> [What is needed] Below is a block of data; give all of it again word for word.

> [Listed entries]
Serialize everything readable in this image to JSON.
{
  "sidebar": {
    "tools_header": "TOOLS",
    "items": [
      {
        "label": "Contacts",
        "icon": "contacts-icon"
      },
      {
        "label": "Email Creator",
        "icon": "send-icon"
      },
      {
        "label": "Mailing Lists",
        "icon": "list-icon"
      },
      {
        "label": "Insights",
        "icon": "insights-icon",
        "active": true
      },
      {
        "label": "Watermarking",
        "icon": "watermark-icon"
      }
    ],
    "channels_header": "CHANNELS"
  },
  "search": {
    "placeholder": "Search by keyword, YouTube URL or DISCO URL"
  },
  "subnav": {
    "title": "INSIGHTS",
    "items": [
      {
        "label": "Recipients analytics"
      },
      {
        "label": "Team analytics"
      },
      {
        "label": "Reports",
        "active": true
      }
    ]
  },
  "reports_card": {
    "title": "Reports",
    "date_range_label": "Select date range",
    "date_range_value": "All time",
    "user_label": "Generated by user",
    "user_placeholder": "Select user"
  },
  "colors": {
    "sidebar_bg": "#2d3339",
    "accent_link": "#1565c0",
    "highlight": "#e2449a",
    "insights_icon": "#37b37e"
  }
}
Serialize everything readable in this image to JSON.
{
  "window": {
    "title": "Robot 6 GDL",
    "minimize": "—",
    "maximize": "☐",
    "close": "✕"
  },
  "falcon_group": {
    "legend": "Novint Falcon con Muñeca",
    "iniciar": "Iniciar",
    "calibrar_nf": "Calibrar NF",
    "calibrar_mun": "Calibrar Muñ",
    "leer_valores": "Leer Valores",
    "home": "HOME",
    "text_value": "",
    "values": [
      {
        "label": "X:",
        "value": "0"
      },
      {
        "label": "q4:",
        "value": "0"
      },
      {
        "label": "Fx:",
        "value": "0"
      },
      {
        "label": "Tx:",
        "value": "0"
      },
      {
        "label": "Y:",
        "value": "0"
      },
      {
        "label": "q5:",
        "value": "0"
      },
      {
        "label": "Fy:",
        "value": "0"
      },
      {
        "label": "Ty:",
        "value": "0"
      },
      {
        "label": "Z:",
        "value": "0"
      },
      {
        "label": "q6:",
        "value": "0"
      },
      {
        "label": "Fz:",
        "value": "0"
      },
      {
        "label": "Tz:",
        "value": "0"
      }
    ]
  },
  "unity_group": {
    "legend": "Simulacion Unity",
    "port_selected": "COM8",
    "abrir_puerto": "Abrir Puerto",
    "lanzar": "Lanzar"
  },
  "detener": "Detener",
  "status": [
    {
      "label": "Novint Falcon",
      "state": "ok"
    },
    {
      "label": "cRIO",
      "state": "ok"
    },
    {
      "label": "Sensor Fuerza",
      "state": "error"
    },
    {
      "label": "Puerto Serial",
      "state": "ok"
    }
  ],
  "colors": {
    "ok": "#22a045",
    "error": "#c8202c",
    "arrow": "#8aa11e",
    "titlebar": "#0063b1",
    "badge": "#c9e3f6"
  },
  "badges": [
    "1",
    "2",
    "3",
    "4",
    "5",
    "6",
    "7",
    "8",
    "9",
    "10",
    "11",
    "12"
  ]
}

> [Result of the exercise]
Serialize everything readable in this image to JSON.
{
  "sidebar": {
    "tools_header": "TOOLS",
    "items": [
      {
        "label": "Contacts",
        "icon": "contacts-icon"
      },
      {
        "label": "Email Creator",
        "icon": "send-icon"
      },
      {
        "label": "Mailing Lists",
        "icon": "list-icon"
      },
      {
        "label": "Insights",
        "icon": "insights-icon",
        "active": true
      },
      {
        "label": "Watermarking",
        "icon": "watermark-icon"
      }
    ],
    "channels_header": "CHANNELS"
  },
  "search": {
    "placeholder": "Search by keyword, YouTube URL or DISCO URL"
  },
  "subnav": {
    "title": "INSIGHTS",
    "items": [
      {
        "label": "Recipients analytics"
      },
      {
        "label": "Team analytics"
      },
      {
        "label": "Reports",
        "active": true
      }
    ]
  },
  "reports_card": {
    "title": "Reports",
    "date_range_label": "Select date range",
    "date_range_value": "All time",
    "user_label": "Generated by user",
    "user_placeholder": "Select user"
  },
  "colors": {
    "sidebar_bg": "#2d3339",
    "accent_link": "#1565c0",
    "highlight": "#e2449a",
    "insights_icon": "#37b37e"
  }
}
Serialize everything readable in this image to JSON.
{
  "window": {
    "title": "Robot 6 GDL",
    "minimize": "—",
    "maximize": "☐",
    "close": "✕"
  },
  "falcon_group": {
    "legend": "Novint Falcon con Muñeca",
    "iniciar": "Iniciar",
    "calibrar_nf": "Calibrar NF",
    "calibrar_mun": "Calibrar Muñ",
    "leer_valores": "Leer Valores",
    "home": "HOME",
    "text_value": "",
    "values": [
      {
        "label": "X:",
        "value": "0"
      },
      {
        "label": "q4:",
        "value": "0"
      },
      {
        "label": "Fx:",
        "value": "0"
      },
      {
        "label": "Tx:",
        "value": "0"
      },
      {
        "label": "Y:",
        "value": "0"
      },
      {
        "label": "q5:",
        "value": "0"
      },
      {
        "label": "Fy:",
        "value": "0"
      },
      {
        "label": "Ty:",
        "value": "0"
      },
      {
        "label": "Z:",
        "value": "0"
      },
      {
        "label": "q6:",
        "value": "0"
      },
      {
        "label": "Fz:",
        "value": "0"
      },
      {
        "label": "Tz:",
        "value": "0"
      }
    ]
  },
  "unity_group": {
    "legend": "Simulacion Unity",
    "port_selected": "COM8",
    "abrir_puerto": "Abrir Puerto",
    "lanzar": "Lanzar"
  },
  "detener": "Detener",
  "status": [
    {
      "label": "Novint Falcon",
      "state": "ok"
    },
    {
      "label": "cRIO",
      "state": "ok"
    },
    {
      "label": "Sensor Fuerza",
      "state": "error"
    },
    {
      "label": "Puerto Serial",
      "state": "ok"
    }
  ],
  "colors": {
    "ok": "#22a045",
    "error": "#c8202c",
    "arrow": "#8aa11e",
    "titlebar": "#0063b1",
    "badge": "#c9e3f6"
  },
  "badges": [
    "1",
    "2",
    "3",
    "4",
    "5",
    "6",
    "7",
    "8",
    "9",
    "10",
    "11",
    "12"
  ]
}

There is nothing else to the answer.